Task to complete - From first line to last, print the records exactly, but leave out the pictures.

Dataset records on visual material

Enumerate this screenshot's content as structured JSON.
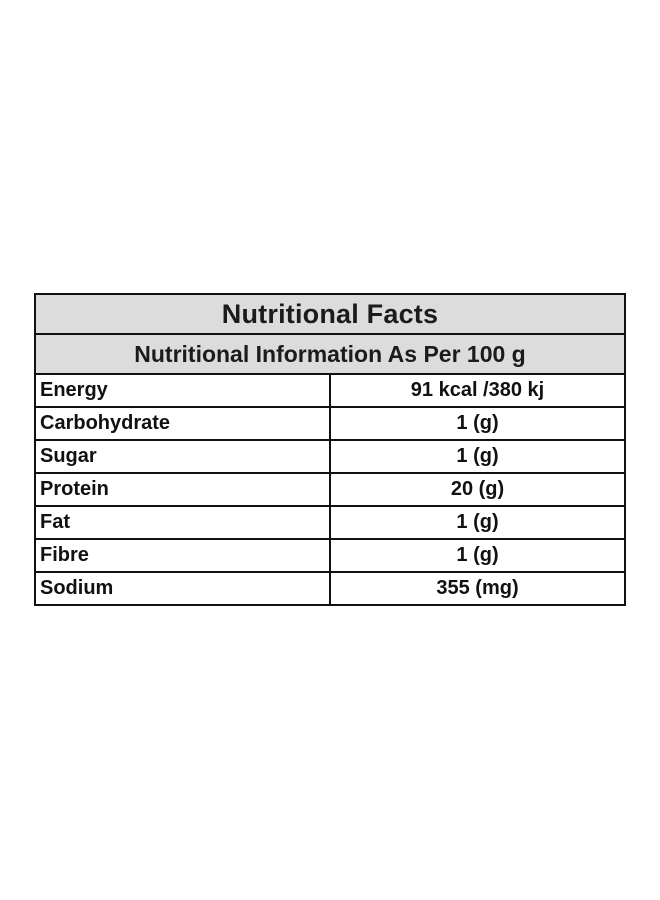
{
  "table": {
    "title": "Nutritional Facts",
    "subtitle": "Nutritional Information As Per 100 g",
    "rows": [
      {
        "name": "Energy",
        "value": "91 kcal /380 kj"
      },
      {
        "name": "Carbohydrate",
        "value": "1 (g)"
      },
      {
        "name": "Sugar",
        "value": "1 (g)"
      },
      {
        "name": "Protein",
        "value": "20 (g)"
      },
      {
        "name": "Fat",
        "value": "1 (g)"
      },
      {
        "name": "Fibre",
        "value": "1 (g)"
      },
      {
        "name": "Sodium",
        "value": "355 (mg)"
      }
    ]
  },
  "colors": {
    "header_background": "#dcdcdc",
    "border": "#111111",
    "page_background": "#ffffff"
  }
}
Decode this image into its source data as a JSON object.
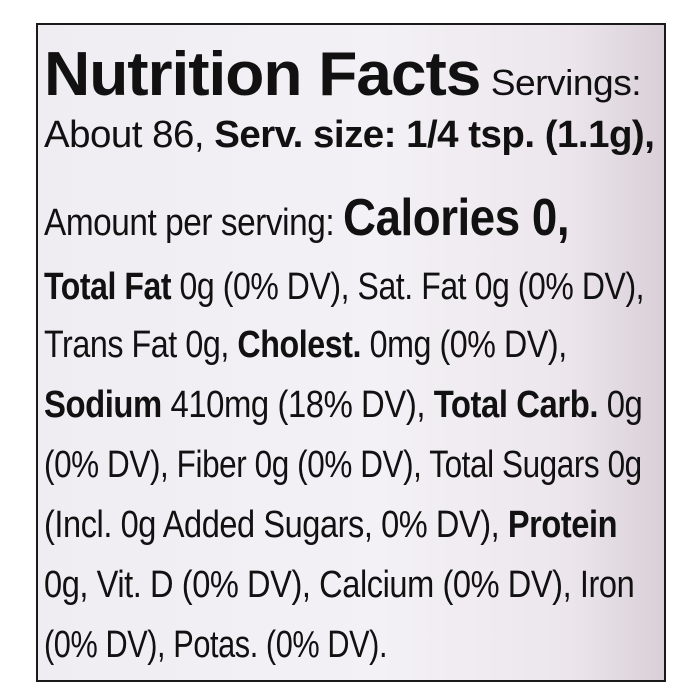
{
  "label": {
    "title": "Nutrition Facts",
    "servings_label": "Servings:",
    "servings_value": "About 86,",
    "serving_size": "Serv. size: 1/4 tsp. (1.1g),",
    "amount_per_serving": "Amount per serving:",
    "calories": "Calories 0,",
    "lines": [
      [
        {
          "b": "Total Fat"
        },
        {
          "t": " 0g (0% DV), Sat. Fat 0g (0% DV),"
        }
      ],
      [
        {
          "t": "Trans Fat 0g, "
        },
        {
          "b": "Cholest."
        },
        {
          "t": " 0mg (0% DV),"
        }
      ],
      [
        {
          "b": "Sodium"
        },
        {
          "t": " 410mg (18% DV), "
        },
        {
          "b": "Total Carb."
        },
        {
          "t": " 0g"
        }
      ],
      [
        {
          "t": "(0% DV), Fiber 0g (0% DV), Total Sugars 0g"
        }
      ],
      [
        {
          "t": "(Incl. 0g Added Sugars, 0% DV), "
        },
        {
          "b": "Protein"
        }
      ],
      [
        {
          "t": "0g, Vit. D (0% DV), Calcium (0% DV), Iron"
        }
      ],
      [
        {
          "t": "(0% DV), Potas. (0% DV)."
        }
      ]
    ]
  },
  "colors": {
    "background": "#f1eff4",
    "text": "#111111",
    "border": "#1a1a1a"
  }
}
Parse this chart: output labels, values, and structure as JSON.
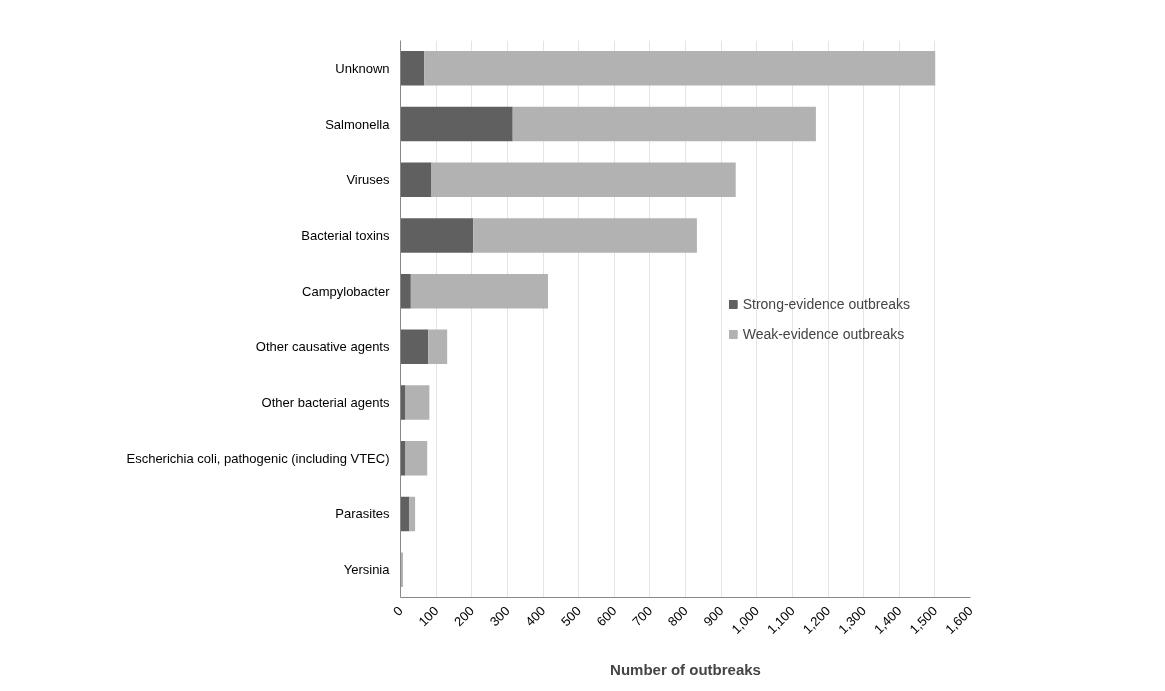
{
  "chart_data": {
    "type": "bar",
    "orientation": "horizontal",
    "stacked": true,
    "xlabel": "Number of outbreaks",
    "categories": [
      "Unknown",
      "Salmonella",
      "Viruses",
      "Bacterial toxins",
      "Campylobacter",
      "Other causative agents",
      "Other bacterial agents",
      "Escherichia coli, pathogenic (including VTEC)",
      "Parasites",
      "Yersinia"
    ],
    "series": [
      {
        "name": "Strong-evidence outbreaks",
        "color": "#606060",
        "values": [
          67,
          315,
          87,
          204,
          29,
          78,
          14,
          14,
          25,
          1
        ]
      },
      {
        "name": "Weak-evidence outbreaks",
        "color": "#b2b2b2",
        "values": [
          1434,
          851,
          854,
          628,
          385,
          53,
          67,
          61,
          16,
          6
        ]
      }
    ],
    "xlim": [
      0,
      1600
    ],
    "xticks": [
      0,
      100,
      200,
      300,
      400,
      500,
      600,
      700,
      800,
      900,
      {
        "value": 1000,
        "label": "1,000"
      },
      {
        "value": 1100,
        "label": "1,100"
      },
      {
        "value": 1200,
        "label": "1,200"
      },
      {
        "value": 1300,
        "label": "1,300"
      },
      {
        "value": 1400,
        "label": "1,400"
      },
      {
        "value": 1500,
        "label": "1,500"
      },
      {
        "value": 1600,
        "label": "1,600"
      }
    ],
    "grid": "x",
    "legend": "center right"
  }
}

Solution to the problem -
Enumerate this screenshot's content as structured JSON.
{
  "table": {
    "title": "Nutritional Facts",
    "subtitle": "Nutritional Information As Per 100 g",
    "rows": [
      {
        "name": "Energy",
        "value": "91 kcal /380 kj"
      },
      {
        "name": "Carbohydrate",
        "value": "1 (g)"
      },
      {
        "name": "Sugar",
        "value": "1 (g)"
      },
      {
        "name": "Protein",
        "value": "20 (g)"
      },
      {
        "name": "Fat",
        "value": "1 (g)"
      },
      {
        "name": "Fibre",
        "value": "1 (g)"
      },
      {
        "name": "Sodium",
        "value": "355 (mg)"
      }
    ]
  },
  "colors": {
    "header_background": "#dcdcdc",
    "border": "#111111",
    "page_background": "#ffffff"
  }
}
Decode this image into its source data as a JSON object.
{
  "label": {
    "title": "Nutrition Facts",
    "servings_label": "Servings:",
    "servings_value": "About 86,",
    "serving_size": "Serv. size: 1/4 tsp. (1.1g),",
    "amount_per_serving": "Amount per serving:",
    "calories": "Calories 0,",
    "lines": [
      [
        {
          "b": "Total Fat"
        },
        {
          "t": " 0g (0% DV), Sat. Fat 0g (0% DV),"
        }
      ],
      [
        {
          "t": "Trans Fat 0g, "
        },
        {
          "b": "Cholest."
        },
        {
          "t": " 0mg (0% DV),"
        }
      ],
      [
        {
          "b": "Sodium"
        },
        {
          "t": " 410mg (18% DV), "
        },
        {
          "b": "Total Carb."
        },
        {
          "t": " 0g"
        }
      ],
      [
        {
          "t": "(0% DV), Fiber 0g (0% DV), Total Sugars 0g"
        }
      ],
      [
        {
          "t": "(Incl. 0g Added Sugars, 0% DV), "
        },
        {
          "b": "Protein"
        }
      ],
      [
        {
          "t": "0g, Vit. D (0% DV), Calcium (0% DV), Iron"
        }
      ],
      [
        {
          "t": "(0% DV), Potas. (0% DV)."
        }
      ]
    ]
  },
  "colors": {
    "background": "#f1eff4",
    "text": "#111111",
    "border": "#1a1a1a"
  }
}
Parse this chart: output labels, values, and structure as JSON.
{
  "chart_data": {
    "type": "bar",
    "orientation": "horizontal",
    "stacked": true,
    "xlabel": "Number of outbreaks",
    "categories": [
      "Unknown",
      "Salmonella",
      "Viruses",
      "Bacterial toxins",
      "Campylobacter",
      "Other causative agents",
      "Other bacterial agents",
      "Escherichia coli, pathogenic (including VTEC)",
      "Parasites",
      "Yersinia"
    ],
    "series": [
      {
        "name": "Strong-evidence outbreaks",
        "color": "#606060",
        "values": [
          67,
          315,
          87,
          204,
          29,
          78,
          14,
          14,
          25,
          1
        ]
      },
      {
        "name": "Weak-evidence outbreaks",
        "color": "#b2b2b2",
        "values": [
          1434,
          851,
          854,
          628,
          385,
          53,
          67,
          61,
          16,
          6
        ]
      }
    ],
    "xlim": [
      0,
      1600
    ],
    "xticks": [
      0,
      100,
      200,
      300,
      400,
      500,
      600,
      700,
      800,
      900,
      {
        "value": 1000,
        "label": "1,000"
      },
      {
        "value": 1100,
        "label": "1,100"
      },
      {
        "value": 1200,
        "label": "1,200"
      },
      {
        "value": 1300,
        "label": "1,300"
      },
      {
        "value": 1400,
        "label": "1,400"
      },
      {
        "value": 1500,
        "label": "1,500"
      },
      {
        "value": 1600,
        "label": "1,600"
      }
    ],
    "grid": "x",
    "legend": "center right"
  }
}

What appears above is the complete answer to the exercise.